- _Problem details_: Select and copy out every line in the records containing "voor".

- _Data to use_:
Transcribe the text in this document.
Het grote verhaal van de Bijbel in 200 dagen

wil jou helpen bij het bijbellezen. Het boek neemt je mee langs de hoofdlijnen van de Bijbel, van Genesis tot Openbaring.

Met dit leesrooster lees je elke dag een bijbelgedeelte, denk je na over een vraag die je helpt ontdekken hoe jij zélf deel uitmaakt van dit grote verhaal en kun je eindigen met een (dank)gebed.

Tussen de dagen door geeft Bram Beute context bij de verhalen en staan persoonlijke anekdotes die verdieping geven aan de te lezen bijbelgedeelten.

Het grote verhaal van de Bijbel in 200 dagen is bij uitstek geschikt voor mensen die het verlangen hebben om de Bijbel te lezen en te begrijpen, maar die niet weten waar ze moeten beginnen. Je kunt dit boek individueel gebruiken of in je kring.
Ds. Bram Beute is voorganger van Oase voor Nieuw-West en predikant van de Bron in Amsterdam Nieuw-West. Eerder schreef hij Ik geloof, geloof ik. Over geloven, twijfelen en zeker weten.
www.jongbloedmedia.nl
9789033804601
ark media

- _Task answer_:
Het grote verhaal van de Bijbel in 200 dagen is bij uitstek geschikt voor mensen die het verlangen hebben om de Bijbel te lezen en te begrijpen, maar die niet weten waar ze moeten beginnen. Je kunt dit boek individueel gebruiken of in je kring.
Ds. Bram Beute is voorganger van Oase voor Nieuw-West en predikant van de Bron in Amsterdam Nieuw-West. Eerder schreef hij Ik geloof, geloof ik. Over geloven, twijfelen en zeker weten.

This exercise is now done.